Instructions for the task —
Copy out the listing that follows, exactly, without its pictures.

Available data —
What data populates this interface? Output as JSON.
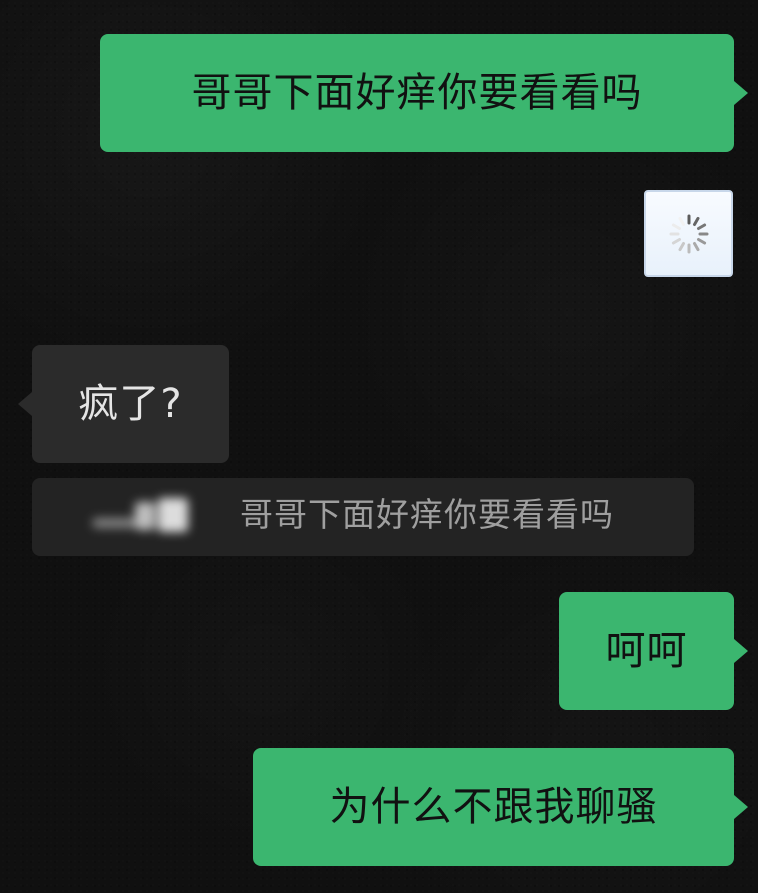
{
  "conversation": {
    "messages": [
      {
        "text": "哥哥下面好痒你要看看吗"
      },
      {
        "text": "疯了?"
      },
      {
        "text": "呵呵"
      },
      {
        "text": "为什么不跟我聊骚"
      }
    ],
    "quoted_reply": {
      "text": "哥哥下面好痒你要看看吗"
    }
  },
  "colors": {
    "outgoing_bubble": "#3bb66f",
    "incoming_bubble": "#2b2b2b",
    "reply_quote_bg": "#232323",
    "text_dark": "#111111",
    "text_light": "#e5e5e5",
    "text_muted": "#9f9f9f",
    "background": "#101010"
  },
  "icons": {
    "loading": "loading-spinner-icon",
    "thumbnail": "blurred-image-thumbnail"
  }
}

Result —
What data populates this interface? Output as JSON.
{
  "conversation": {
    "messages": [
      {
        "text": "哥哥下面好痒你要看看吗"
      },
      {
        "text": "疯了?"
      },
      {
        "text": "呵呵"
      },
      {
        "text": "为什么不跟我聊骚"
      }
    ],
    "quoted_reply": {
      "text": "哥哥下面好痒你要看看吗"
    }
  },
  "colors": {
    "outgoing_bubble": "#3bb66f",
    "incoming_bubble": "#2b2b2b",
    "reply_quote_bg": "#232323",
    "text_dark": "#111111",
    "text_light": "#e5e5e5",
    "text_muted": "#9f9f9f",
    "background": "#101010"
  },
  "icons": {
    "loading": "loading-spinner-icon",
    "thumbnail": "blurred-image-thumbnail"
  }
}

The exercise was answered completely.